(Provided data)
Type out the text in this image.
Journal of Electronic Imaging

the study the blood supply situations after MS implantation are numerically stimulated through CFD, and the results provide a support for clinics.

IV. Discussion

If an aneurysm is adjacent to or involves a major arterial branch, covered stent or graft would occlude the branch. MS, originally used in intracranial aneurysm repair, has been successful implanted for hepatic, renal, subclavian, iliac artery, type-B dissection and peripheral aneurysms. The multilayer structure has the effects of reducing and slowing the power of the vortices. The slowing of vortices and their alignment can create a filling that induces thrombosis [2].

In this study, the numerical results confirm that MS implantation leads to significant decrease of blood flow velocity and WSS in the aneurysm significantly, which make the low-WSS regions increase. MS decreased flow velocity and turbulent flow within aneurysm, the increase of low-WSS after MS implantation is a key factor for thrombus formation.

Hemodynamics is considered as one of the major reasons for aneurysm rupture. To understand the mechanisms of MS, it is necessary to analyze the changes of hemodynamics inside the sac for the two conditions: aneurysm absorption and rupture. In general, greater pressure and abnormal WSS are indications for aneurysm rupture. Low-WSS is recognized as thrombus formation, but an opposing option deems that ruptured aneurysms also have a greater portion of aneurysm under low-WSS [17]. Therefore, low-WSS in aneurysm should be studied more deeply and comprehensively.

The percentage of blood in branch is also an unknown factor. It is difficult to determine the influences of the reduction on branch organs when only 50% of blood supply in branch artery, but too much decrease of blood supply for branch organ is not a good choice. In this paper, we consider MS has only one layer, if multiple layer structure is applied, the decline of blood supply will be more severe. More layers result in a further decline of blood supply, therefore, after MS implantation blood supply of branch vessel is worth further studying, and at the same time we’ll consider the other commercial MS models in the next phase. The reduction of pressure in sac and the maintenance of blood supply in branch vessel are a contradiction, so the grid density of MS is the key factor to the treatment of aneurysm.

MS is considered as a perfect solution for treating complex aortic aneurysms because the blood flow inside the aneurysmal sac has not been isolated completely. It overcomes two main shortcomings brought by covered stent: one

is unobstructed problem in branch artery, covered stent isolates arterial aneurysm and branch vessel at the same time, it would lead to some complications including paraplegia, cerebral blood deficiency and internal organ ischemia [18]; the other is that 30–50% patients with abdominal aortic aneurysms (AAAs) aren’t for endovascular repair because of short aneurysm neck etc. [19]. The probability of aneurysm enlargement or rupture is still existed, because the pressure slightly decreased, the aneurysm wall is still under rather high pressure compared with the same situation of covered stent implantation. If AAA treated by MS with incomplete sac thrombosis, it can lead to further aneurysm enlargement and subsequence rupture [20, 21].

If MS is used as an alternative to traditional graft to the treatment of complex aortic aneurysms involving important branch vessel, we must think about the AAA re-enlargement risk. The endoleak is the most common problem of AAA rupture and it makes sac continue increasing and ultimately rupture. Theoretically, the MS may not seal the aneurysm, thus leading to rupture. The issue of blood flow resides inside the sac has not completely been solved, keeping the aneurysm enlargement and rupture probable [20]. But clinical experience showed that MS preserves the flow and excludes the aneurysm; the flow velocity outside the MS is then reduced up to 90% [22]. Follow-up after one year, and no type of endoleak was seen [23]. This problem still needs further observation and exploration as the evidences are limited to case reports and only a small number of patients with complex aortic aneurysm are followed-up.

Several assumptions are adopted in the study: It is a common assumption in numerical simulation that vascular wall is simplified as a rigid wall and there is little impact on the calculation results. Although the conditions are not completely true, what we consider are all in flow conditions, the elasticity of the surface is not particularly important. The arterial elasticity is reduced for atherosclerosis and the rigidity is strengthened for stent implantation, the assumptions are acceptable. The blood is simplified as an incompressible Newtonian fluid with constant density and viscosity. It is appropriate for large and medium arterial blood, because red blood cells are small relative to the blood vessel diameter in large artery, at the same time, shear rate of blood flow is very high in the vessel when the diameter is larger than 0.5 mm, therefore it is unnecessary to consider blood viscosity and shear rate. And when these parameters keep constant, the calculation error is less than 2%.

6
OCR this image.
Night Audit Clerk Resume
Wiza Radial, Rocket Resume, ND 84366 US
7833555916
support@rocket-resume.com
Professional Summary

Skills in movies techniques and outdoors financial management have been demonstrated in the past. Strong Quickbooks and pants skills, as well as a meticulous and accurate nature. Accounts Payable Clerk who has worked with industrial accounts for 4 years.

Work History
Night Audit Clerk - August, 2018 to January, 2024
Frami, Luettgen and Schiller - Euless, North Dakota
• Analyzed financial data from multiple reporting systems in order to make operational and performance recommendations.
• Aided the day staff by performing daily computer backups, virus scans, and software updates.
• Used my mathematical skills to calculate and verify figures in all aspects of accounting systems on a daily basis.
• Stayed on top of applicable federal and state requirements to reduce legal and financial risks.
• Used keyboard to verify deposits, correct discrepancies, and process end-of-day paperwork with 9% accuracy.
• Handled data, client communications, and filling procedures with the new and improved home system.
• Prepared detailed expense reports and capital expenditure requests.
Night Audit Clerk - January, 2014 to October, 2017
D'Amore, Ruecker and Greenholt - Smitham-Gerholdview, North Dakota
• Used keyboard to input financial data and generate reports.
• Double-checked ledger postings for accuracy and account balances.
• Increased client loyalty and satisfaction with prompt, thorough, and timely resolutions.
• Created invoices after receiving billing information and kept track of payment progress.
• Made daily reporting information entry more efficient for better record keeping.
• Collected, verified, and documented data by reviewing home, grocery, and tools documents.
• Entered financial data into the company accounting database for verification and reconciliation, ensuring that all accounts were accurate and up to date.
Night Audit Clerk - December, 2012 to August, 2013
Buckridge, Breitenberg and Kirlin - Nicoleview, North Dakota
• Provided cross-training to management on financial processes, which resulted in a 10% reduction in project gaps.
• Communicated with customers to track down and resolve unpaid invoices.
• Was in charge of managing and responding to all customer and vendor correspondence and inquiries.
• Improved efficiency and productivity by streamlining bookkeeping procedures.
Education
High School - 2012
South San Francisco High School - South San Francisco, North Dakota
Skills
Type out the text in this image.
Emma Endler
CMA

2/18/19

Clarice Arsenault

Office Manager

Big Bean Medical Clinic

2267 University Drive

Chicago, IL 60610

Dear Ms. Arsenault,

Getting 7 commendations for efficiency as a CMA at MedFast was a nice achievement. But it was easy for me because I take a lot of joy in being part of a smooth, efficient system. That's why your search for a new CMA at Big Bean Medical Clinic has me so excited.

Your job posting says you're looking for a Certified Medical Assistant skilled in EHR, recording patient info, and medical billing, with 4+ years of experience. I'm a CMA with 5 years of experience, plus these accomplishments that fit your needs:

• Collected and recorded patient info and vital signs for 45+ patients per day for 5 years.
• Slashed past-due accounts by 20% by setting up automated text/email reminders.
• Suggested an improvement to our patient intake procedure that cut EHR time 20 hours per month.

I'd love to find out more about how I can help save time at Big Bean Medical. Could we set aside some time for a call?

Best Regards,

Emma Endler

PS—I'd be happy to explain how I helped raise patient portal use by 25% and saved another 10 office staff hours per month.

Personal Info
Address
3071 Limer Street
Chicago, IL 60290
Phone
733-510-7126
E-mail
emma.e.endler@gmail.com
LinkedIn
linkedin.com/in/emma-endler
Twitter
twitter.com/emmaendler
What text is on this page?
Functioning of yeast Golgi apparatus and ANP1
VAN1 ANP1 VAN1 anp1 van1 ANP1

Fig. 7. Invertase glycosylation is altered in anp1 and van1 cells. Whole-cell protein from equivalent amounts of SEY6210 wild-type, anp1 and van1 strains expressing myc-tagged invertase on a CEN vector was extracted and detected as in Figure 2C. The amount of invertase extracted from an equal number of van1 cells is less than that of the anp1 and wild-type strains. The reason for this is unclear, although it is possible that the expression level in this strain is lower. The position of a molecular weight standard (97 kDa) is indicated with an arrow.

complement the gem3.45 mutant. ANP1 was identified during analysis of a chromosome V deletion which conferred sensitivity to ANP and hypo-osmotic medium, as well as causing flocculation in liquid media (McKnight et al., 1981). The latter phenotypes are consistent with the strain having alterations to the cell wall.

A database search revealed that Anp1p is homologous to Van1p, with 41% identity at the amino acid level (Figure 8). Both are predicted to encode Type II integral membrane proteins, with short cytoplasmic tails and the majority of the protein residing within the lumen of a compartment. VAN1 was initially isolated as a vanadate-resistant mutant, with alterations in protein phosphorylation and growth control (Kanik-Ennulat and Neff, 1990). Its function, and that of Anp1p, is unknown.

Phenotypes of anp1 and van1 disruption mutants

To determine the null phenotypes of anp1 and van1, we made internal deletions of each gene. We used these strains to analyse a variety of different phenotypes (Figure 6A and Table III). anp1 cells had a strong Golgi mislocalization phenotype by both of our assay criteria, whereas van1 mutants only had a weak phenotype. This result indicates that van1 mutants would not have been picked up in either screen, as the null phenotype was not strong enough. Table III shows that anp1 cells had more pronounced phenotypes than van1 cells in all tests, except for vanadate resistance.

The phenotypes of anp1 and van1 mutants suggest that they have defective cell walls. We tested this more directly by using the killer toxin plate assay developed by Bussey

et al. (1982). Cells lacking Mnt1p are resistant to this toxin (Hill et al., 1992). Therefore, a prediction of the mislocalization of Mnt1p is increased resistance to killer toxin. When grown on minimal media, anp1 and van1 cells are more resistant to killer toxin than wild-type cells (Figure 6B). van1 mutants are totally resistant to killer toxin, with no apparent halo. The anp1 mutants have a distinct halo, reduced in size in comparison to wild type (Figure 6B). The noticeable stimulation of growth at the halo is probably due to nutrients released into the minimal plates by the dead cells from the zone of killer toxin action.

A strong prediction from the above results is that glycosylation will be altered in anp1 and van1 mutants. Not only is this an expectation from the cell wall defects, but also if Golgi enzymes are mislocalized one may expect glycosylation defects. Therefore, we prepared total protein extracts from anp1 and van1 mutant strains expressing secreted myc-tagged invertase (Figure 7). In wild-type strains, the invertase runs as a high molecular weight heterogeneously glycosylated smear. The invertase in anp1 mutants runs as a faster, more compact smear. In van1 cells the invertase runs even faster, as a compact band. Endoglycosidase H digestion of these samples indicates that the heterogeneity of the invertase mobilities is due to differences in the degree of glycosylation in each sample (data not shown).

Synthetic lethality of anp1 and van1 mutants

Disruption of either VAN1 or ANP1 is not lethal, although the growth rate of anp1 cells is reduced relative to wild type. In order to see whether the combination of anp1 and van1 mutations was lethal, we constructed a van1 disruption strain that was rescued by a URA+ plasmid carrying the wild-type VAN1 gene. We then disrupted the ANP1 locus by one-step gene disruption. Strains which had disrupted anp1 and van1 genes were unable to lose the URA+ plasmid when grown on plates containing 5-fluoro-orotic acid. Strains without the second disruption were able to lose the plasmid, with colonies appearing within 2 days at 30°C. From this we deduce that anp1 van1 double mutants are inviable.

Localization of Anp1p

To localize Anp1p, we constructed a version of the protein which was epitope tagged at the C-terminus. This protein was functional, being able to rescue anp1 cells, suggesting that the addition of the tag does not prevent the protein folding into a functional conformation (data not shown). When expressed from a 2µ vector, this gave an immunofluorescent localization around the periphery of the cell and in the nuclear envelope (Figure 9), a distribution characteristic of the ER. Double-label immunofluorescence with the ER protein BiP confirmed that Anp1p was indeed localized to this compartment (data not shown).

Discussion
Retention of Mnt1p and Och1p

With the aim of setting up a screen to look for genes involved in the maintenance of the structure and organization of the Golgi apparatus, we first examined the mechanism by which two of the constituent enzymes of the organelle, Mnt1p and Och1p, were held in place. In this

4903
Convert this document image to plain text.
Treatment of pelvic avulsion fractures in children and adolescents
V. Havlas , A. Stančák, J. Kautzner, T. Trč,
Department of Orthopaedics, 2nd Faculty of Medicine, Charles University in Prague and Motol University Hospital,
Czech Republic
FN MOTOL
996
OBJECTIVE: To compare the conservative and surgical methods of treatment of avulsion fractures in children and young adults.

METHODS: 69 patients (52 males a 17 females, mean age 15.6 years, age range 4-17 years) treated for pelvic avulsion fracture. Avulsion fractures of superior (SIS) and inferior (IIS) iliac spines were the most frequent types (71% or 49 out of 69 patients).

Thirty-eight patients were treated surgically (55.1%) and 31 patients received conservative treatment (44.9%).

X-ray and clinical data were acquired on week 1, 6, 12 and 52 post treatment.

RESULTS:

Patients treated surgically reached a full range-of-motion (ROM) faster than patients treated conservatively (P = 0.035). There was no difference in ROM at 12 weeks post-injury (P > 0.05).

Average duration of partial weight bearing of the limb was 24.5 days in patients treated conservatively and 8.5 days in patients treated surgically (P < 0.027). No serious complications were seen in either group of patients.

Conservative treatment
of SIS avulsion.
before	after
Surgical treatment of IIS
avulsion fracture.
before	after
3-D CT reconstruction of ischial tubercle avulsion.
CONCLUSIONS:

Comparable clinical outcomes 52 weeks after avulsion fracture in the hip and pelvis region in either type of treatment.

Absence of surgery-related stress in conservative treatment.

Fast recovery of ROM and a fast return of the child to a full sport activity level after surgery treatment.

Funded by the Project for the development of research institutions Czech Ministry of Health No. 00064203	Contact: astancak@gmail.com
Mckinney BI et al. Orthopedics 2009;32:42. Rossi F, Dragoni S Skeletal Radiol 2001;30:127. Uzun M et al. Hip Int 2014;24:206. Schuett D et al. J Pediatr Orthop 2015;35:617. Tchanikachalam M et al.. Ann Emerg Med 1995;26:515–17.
(End Provided data)
= Problem requirements =
Go through the records above, find each line with the string "weeks", and copy it.

= Task solution =
Patients treated surgically reached a full range-of-motion (ROM) faster than patients treated conservatively (P = 0.035). There was no difference in ROM at 12 weeks post-injury (P > 0.05).
Comparable clinical outcomes 52 weeks after avulsion fracture in the hip and pelvis region in either type of treatment.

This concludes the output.